• _Document page transcription items_:
----------------
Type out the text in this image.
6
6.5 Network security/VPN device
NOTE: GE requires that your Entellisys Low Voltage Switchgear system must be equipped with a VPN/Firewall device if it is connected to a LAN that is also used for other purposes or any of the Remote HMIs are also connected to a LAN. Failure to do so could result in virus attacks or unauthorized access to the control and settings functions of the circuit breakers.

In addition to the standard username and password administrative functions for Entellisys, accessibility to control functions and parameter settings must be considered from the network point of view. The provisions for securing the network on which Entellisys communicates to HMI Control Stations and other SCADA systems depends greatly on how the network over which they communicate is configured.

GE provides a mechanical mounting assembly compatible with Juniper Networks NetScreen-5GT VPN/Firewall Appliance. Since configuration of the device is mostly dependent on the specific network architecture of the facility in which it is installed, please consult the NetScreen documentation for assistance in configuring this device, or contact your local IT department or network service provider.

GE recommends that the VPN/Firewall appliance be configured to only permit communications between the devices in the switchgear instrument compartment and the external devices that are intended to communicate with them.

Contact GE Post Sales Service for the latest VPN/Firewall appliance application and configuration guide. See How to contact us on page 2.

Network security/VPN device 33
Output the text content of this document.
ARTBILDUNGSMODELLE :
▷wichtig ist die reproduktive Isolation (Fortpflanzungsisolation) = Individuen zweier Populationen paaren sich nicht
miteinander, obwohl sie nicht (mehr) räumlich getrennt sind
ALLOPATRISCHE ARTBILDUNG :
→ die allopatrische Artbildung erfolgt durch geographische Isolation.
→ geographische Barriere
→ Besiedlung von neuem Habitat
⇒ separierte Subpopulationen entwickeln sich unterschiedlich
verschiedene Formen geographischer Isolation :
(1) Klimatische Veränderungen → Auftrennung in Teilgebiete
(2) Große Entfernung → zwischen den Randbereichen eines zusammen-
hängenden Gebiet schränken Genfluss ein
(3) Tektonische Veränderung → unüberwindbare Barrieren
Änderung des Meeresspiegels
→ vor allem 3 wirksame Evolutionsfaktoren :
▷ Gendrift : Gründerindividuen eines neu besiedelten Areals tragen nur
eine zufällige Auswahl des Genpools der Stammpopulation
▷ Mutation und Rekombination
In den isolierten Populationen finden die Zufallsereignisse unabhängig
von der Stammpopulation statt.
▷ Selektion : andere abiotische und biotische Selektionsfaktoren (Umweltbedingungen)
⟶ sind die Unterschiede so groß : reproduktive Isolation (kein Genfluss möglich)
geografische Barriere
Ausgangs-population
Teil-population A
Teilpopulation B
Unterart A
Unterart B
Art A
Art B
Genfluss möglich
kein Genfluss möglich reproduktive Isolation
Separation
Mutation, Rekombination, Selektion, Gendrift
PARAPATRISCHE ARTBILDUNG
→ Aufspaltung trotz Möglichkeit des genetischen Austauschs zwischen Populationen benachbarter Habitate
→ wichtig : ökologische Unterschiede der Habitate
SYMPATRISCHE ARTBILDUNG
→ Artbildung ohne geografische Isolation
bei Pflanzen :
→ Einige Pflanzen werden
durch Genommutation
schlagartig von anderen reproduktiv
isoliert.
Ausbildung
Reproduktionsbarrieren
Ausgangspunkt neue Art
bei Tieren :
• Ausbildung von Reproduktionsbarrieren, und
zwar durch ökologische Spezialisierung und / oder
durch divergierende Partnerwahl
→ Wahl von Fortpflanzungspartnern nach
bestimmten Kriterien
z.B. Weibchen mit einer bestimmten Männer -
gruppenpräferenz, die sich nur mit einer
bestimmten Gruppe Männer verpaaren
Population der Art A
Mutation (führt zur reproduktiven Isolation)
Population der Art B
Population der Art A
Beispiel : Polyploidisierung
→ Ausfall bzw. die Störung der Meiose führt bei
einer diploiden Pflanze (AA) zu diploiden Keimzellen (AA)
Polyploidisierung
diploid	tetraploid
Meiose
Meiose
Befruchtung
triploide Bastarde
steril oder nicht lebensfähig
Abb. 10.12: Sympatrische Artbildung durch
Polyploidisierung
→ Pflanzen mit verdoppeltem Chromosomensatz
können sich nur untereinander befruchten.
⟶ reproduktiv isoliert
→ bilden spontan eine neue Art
----------------
• _Exercise requirements_: Each entry in the data must be copied exactly.

• _Exercise output_:
Type out the text in this image.
6
6.5 Network security/VPN device
NOTE: GE requires that your Entellisys Low Voltage Switchgear system must be equipped with a VPN/Firewall device if it is connected to a LAN that is also used for other purposes or any of the Remote HMIs are also connected to a LAN. Failure to do so could result in virus attacks or unauthorized access to the control and settings functions of the circuit breakers.

In addition to the standard username and password administrative functions for Entellisys, accessibility to control functions and parameter settings must be considered from the network point of view. The provisions for securing the network on which Entellisys communicates to HMI Control Stations and other SCADA systems depends greatly on how the network over which they communicate is configured.

GE provides a mechanical mounting assembly compatible with Juniper Networks NetScreen-5GT VPN/Firewall Appliance. Since configuration of the device is mostly dependent on the specific network architecture of the facility in which it is installed, please consult the NetScreen documentation for assistance in configuring this device, or contact your local IT department or network service provider.

GE recommends that the VPN/Firewall appliance be configured to only permit communications between the devices in the switchgear instrument compartment and the external devices that are intended to communicate with them.

Contact GE Post Sales Service for the latest VPN/Firewall appliance application and configuration guide. See How to contact us on page 2.

Network security/VPN device 33
Output the text content of this document.
ARTBILDUNGSMODELLE :
▷wichtig ist die reproduktive Isolation (Fortpflanzungsisolation) = Individuen zweier Populationen paaren sich nicht
miteinander, obwohl sie nicht (mehr) räumlich getrennt sind
ALLOPATRISCHE ARTBILDUNG :
→ die allopatrische Artbildung erfolgt durch geographische Isolation.
→ geographische Barriere
→ Besiedlung von neuem Habitat
⇒ separierte Subpopulationen entwickeln sich unterschiedlich
verschiedene Formen geographischer Isolation :
(1) Klimatische Veränderungen → Auftrennung in Teilgebiete
(2) Große Entfernung → zwischen den Randbereichen eines zusammen-
hängenden Gebiet schränken Genfluss ein
(3) Tektonische Veränderung → unüberwindbare Barrieren
Änderung des Meeresspiegels
→ vor allem 3 wirksame Evolutionsfaktoren :
▷ Gendrift : Gründerindividuen eines neu besiedelten Areals tragen nur
eine zufällige Auswahl des Genpools der Stammpopulation
▷ Mutation und Rekombination
In den isolierten Populationen finden die Zufallsereignisse unabhängig
von der Stammpopulation statt.
▷ Selektion : andere abiotische und biotische Selektionsfaktoren (Umweltbedingungen)
⟶ sind die Unterschiede so groß : reproduktive Isolation (kein Genfluss möglich)
geografische Barriere
Ausgangs-population
Teil-population A
Teilpopulation B
Unterart A
Unterart B
Art A
Art B
Genfluss möglich
kein Genfluss möglich reproduktive Isolation
Separation
Mutation, Rekombination, Selektion, Gendrift
PARAPATRISCHE ARTBILDUNG
→ Aufspaltung trotz Möglichkeit des genetischen Austauschs zwischen Populationen benachbarter Habitate
→ wichtig : ökologische Unterschiede der Habitate
SYMPATRISCHE ARTBILDUNG
→ Artbildung ohne geografische Isolation
bei Pflanzen :
→ Einige Pflanzen werden
durch Genommutation
schlagartig von anderen reproduktiv
isoliert.
Ausbildung
Reproduktionsbarrieren
Ausgangspunkt neue Art
bei Tieren :
• Ausbildung von Reproduktionsbarrieren, und
zwar durch ökologische Spezialisierung und / oder
durch divergierende Partnerwahl
→ Wahl von Fortpflanzungspartnern nach
bestimmten Kriterien
z.B. Weibchen mit einer bestimmten Männer -
gruppenpräferenz, die sich nur mit einer
bestimmten Gruppe Männer verpaaren
Population der Art A
Mutation (führt zur reproduktiven Isolation)
Population der Art B
Population der Art A
Beispiel : Polyploidisierung
→ Ausfall bzw. die Störung der Meiose führt bei
einer diploiden Pflanze (AA) zu diploiden Keimzellen (AA)
Polyploidisierung
diploid	tetraploid
Meiose
Meiose
Befruchtung
triploide Bastarde
steril oder nicht lebensfähig
Abb. 10.12: Sympatrische Artbildung durch
Polyploidisierung
→ Pflanzen mit verdoppeltem Chromosomensatz
können sich nur untereinander befruchten.
⟶ reproduktiv isoliert
→ bilden spontan eine neue Art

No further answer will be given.